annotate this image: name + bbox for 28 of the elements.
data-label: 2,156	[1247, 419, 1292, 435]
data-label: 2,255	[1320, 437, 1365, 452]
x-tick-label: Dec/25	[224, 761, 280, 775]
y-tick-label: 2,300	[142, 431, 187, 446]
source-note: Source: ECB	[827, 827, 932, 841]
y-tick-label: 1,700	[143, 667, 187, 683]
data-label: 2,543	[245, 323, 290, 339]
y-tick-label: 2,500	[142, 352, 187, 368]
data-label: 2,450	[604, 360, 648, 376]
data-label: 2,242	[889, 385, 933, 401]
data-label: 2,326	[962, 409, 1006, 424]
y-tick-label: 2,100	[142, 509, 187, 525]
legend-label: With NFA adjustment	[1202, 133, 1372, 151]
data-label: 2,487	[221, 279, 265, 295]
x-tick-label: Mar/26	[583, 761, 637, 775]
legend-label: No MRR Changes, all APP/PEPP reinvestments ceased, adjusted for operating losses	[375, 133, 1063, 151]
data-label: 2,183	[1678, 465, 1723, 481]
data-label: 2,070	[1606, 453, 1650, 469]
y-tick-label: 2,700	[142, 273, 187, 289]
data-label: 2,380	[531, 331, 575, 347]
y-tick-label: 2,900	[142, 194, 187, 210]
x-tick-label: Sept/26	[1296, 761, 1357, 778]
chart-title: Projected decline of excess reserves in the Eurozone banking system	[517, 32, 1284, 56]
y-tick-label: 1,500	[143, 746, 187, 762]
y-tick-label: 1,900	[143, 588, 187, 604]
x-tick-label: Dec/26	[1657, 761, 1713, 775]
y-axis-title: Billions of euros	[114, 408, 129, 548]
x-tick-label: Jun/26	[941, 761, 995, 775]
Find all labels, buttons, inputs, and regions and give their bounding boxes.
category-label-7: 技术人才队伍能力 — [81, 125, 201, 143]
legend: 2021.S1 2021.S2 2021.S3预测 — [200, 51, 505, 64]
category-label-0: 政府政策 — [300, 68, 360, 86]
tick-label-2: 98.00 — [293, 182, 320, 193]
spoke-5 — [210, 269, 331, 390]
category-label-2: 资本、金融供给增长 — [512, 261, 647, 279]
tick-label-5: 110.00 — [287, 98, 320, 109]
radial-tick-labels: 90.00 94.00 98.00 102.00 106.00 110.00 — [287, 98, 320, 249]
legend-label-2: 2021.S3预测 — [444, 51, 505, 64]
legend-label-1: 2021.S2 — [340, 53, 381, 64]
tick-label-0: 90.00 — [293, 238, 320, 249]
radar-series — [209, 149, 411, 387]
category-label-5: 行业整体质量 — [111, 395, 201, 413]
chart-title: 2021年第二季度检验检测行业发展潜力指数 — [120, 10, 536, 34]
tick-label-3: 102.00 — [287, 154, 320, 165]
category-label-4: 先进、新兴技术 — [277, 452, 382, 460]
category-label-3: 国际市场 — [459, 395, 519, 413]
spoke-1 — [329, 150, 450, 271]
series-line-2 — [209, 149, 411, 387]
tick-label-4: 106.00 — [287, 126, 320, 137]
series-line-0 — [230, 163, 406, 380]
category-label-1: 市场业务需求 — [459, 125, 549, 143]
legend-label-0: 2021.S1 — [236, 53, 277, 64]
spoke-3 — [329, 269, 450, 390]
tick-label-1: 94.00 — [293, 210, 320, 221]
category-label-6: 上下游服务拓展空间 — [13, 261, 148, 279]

-- Exercise aim --
Can you reproduce the entire listing above line by line, character for character, with nothing changed?

-- Response to the task --
annotate this image: name + bbox for 28 of the elements.
data-label: 2,156	[1247, 419, 1292, 435]
data-label: 2,255	[1320, 437, 1365, 452]
x-tick-label: Dec/25	[224, 761, 280, 775]
y-tick-label: 2,300	[142, 431, 187, 446]
source-note: Source: ECB	[827, 827, 932, 841]
y-tick-label: 1,700	[143, 667, 187, 683]
data-label: 2,543	[245, 323, 290, 339]
y-tick-label: 2,500	[142, 352, 187, 368]
data-label: 2,450	[604, 360, 648, 376]
data-label: 2,242	[889, 385, 933, 401]
data-label: 2,326	[962, 409, 1006, 424]
y-tick-label: 2,100	[142, 509, 187, 525]
legend-label: With NFA adjustment	[1202, 133, 1372, 151]
data-label: 2,487	[221, 279, 265, 295]
x-tick-label: Mar/26	[583, 761, 637, 775]
legend-label: No MRR Changes, all APP/PEPP reinvestments ceased, adjusted for operating losses	[375, 133, 1063, 151]
data-label: 2,183	[1678, 465, 1723, 481]
data-label: 2,070	[1606, 453, 1650, 469]
y-tick-label: 2,700	[142, 273, 187, 289]
data-label: 2,380	[531, 331, 575, 347]
y-tick-label: 2,900	[142, 194, 187, 210]
x-tick-label: Sept/26	[1296, 761, 1357, 778]
chart-title: Projected decline of excess reserves in the Eurozone banking system	[517, 32, 1284, 56]
y-tick-label: 1,500	[143, 746, 187, 762]
y-tick-label: 1,900	[143, 588, 187, 604]
x-tick-label: Dec/26	[1657, 761, 1713, 775]
y-axis-title: Billions of euros	[114, 408, 129, 548]
x-tick-label: Jun/26	[941, 761, 995, 775]
Find all labels, buttons, inputs, and regions and give their bounding boxes.
category-label-7: 技术人才队伍能力 — [81, 125, 201, 143]
legend: 2021.S1 2021.S2 2021.S3预测 — [200, 51, 505, 64]
category-label-0: 政府政策 — [300, 68, 360, 86]
tick-label-2: 98.00 — [293, 182, 320, 193]
spoke-5 — [210, 269, 331, 390]
category-label-2: 资本、金融供给增长 — [512, 261, 647, 279]
tick-label-5: 110.00 — [287, 98, 320, 109]
radial-tick-labels: 90.00 94.00 98.00 102.00 106.00 110.00 — [287, 98, 320, 249]
legend-label-2: 2021.S3预测 — [444, 51, 505, 64]
legend-label-1: 2021.S2 — [340, 53, 381, 64]
tick-label-0: 90.00 — [293, 238, 320, 249]
radar-series — [209, 149, 411, 387]
category-label-5: 行业整体质量 — [111, 395, 201, 413]
chart-title: 2021年第二季度检验检测行业发展潜力指数 — [120, 10, 536, 34]
tick-label-3: 102.00 — [287, 154, 320, 165]
category-label-4: 先进、新兴技术 — [277, 452, 382, 460]
category-label-3: 国际市场 — [459, 395, 519, 413]
spoke-1 — [329, 150, 450, 271]
series-line-2 — [209, 149, 411, 387]
tick-label-4: 106.00 — [287, 126, 320, 137]
series-line-0 — [230, 163, 406, 380]
category-label-1: 市场业务需求 — [459, 125, 549, 143]
legend-label-0: 2021.S1 — [236, 53, 277, 64]
spoke-3 — [329, 269, 450, 390]
tick-label-1: 94.00 — [293, 210, 320, 221]
category-label-6: 上下游服务拓展空间 — [13, 261, 148, 279]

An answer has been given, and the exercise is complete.